- TASK TO CARRY OUT: Return each line that holds the word "MENU".
═════ RECORDS PROVIDED ═════
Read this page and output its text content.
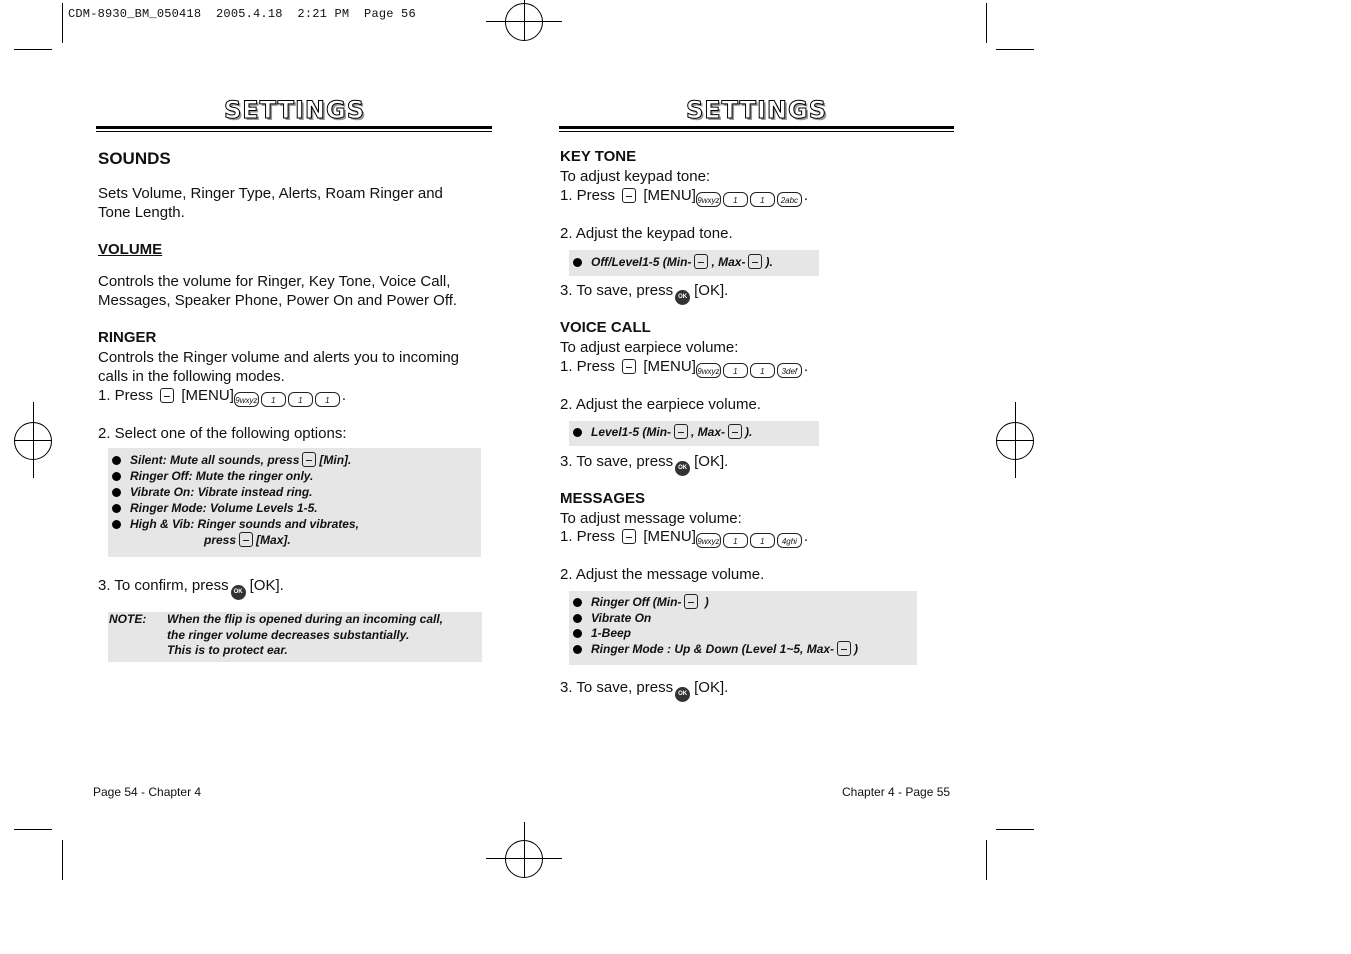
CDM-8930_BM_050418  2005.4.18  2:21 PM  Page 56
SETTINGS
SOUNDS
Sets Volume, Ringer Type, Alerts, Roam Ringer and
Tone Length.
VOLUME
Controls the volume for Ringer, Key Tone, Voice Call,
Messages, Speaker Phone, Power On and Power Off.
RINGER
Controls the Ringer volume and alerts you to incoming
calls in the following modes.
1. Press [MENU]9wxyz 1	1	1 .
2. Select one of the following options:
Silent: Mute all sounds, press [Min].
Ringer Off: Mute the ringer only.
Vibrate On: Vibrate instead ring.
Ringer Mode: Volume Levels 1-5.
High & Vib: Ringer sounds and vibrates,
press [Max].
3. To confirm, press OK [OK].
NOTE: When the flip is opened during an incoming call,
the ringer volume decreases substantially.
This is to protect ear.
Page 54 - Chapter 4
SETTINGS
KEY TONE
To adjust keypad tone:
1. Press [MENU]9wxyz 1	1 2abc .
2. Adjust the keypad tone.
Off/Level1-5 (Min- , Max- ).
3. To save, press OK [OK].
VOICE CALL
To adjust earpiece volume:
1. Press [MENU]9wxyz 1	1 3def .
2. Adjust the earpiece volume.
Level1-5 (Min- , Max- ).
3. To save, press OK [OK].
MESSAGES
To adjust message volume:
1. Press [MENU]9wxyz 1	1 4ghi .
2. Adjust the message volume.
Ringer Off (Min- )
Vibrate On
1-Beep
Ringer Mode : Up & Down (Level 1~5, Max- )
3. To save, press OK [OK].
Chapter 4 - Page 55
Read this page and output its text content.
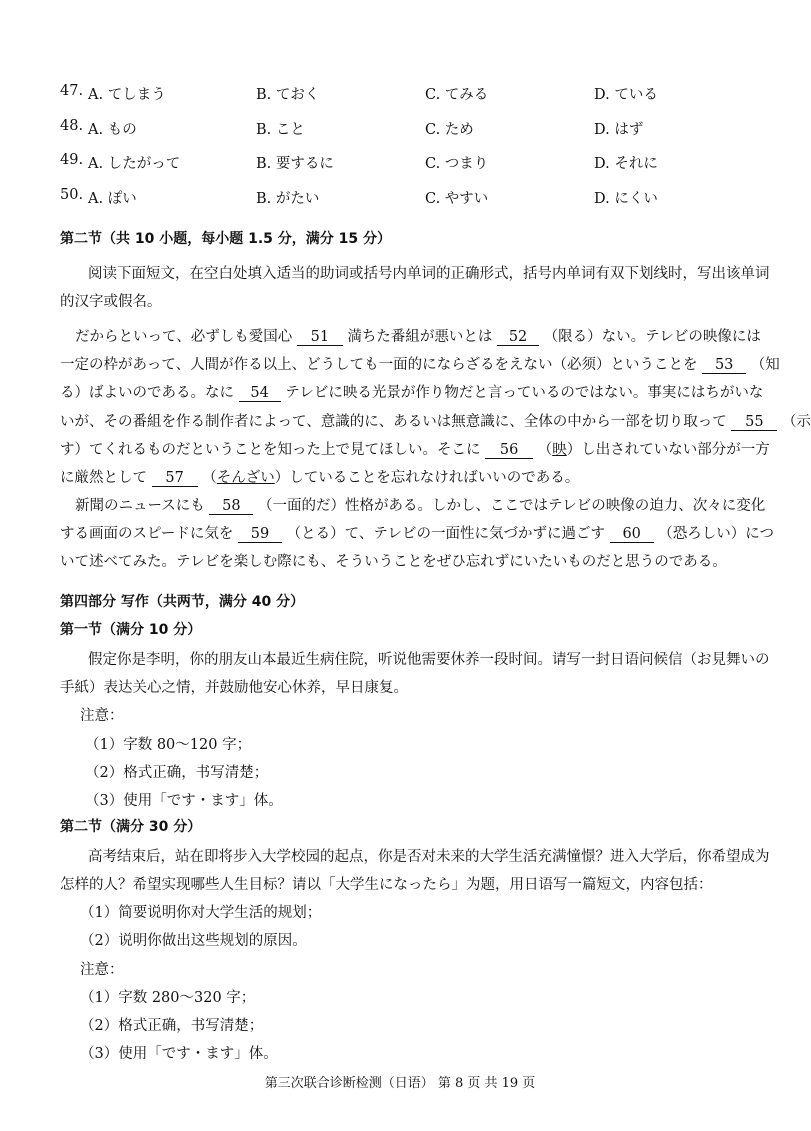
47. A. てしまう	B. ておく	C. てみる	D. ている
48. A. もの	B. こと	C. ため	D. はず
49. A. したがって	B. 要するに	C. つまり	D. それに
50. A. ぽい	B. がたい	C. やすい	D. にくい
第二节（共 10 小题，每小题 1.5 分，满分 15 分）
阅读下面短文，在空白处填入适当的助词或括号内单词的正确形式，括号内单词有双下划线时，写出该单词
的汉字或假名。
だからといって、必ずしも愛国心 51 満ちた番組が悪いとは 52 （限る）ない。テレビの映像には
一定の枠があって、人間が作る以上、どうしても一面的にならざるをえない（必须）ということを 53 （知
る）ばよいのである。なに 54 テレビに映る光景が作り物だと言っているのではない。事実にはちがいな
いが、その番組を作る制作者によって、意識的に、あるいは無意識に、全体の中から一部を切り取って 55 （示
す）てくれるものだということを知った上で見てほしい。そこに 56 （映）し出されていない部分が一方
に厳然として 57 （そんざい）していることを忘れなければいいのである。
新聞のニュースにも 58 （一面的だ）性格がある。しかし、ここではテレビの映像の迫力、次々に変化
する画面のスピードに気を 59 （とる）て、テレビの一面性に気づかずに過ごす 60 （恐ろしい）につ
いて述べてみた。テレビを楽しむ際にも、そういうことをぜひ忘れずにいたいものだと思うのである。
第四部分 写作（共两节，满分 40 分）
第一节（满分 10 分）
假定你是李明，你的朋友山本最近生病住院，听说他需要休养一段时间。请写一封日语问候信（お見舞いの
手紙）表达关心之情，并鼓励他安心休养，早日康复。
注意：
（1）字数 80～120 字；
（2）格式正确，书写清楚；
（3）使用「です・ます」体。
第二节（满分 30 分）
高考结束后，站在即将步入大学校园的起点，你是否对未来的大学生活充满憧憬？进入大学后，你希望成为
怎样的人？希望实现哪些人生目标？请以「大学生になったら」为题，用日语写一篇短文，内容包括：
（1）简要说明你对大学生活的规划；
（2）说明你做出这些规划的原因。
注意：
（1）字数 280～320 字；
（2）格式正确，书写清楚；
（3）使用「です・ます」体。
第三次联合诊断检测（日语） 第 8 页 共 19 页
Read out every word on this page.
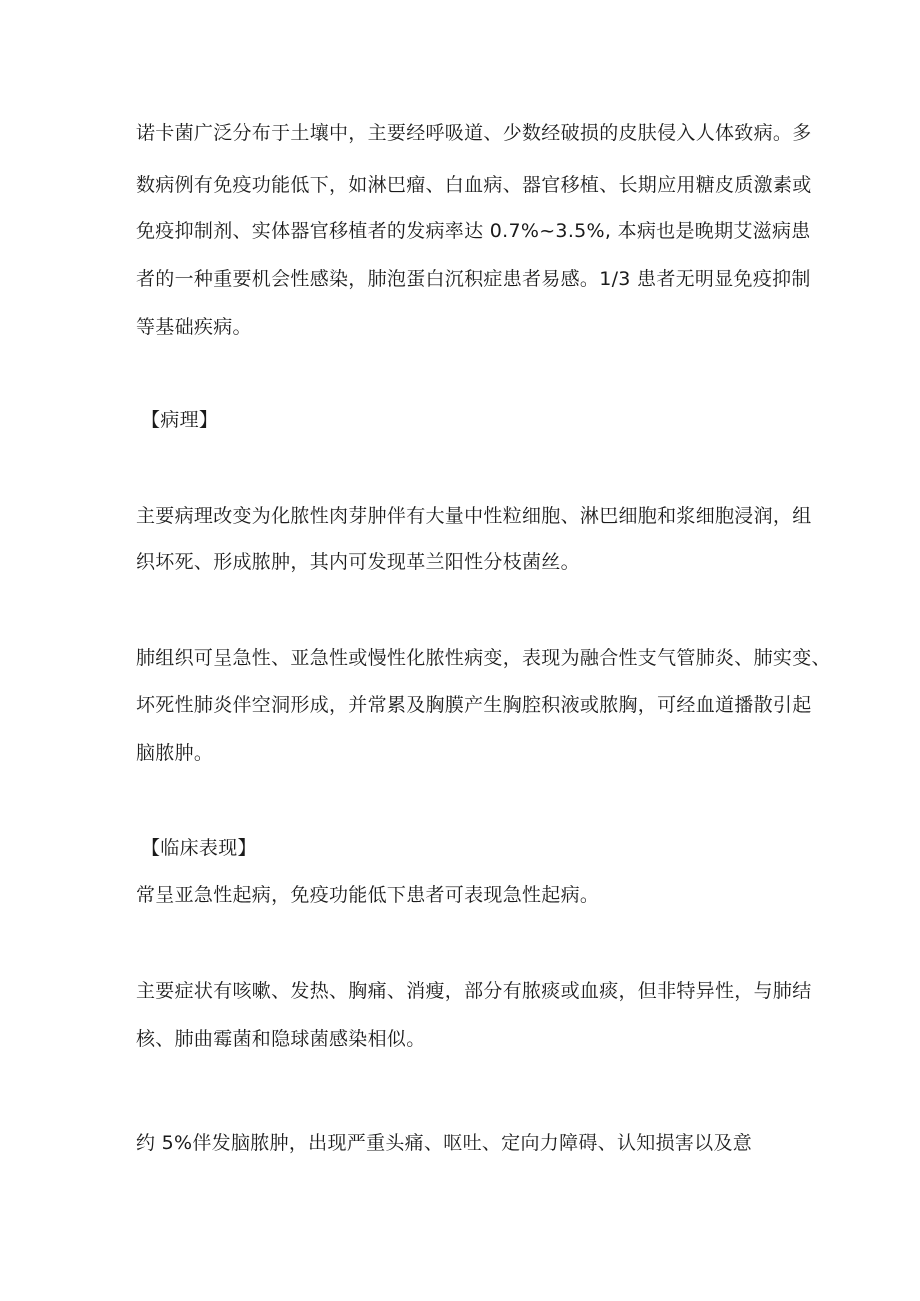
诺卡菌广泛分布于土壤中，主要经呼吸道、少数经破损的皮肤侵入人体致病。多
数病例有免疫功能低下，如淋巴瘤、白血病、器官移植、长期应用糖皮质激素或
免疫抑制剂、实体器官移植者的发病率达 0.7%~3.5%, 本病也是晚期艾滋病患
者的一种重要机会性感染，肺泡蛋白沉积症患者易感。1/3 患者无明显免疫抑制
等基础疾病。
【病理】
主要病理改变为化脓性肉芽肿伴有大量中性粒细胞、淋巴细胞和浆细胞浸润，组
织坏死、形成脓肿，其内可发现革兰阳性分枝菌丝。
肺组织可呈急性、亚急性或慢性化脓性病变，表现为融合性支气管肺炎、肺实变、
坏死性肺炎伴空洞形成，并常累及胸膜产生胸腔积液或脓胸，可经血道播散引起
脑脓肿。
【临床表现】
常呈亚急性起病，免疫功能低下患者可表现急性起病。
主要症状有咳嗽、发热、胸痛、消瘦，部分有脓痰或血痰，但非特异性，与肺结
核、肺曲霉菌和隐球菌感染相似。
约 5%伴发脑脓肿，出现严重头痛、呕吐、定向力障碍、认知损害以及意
═════
- COMPLETE OUTPUT:
1. Press [MENU]9wxyz 1	1	1 .
1. Press [MENU]9wxyz 1	1 2abc .
1. Press [MENU]9wxyz 1	1 3def .
1. Press [MENU]9wxyz 1	1 4ghi .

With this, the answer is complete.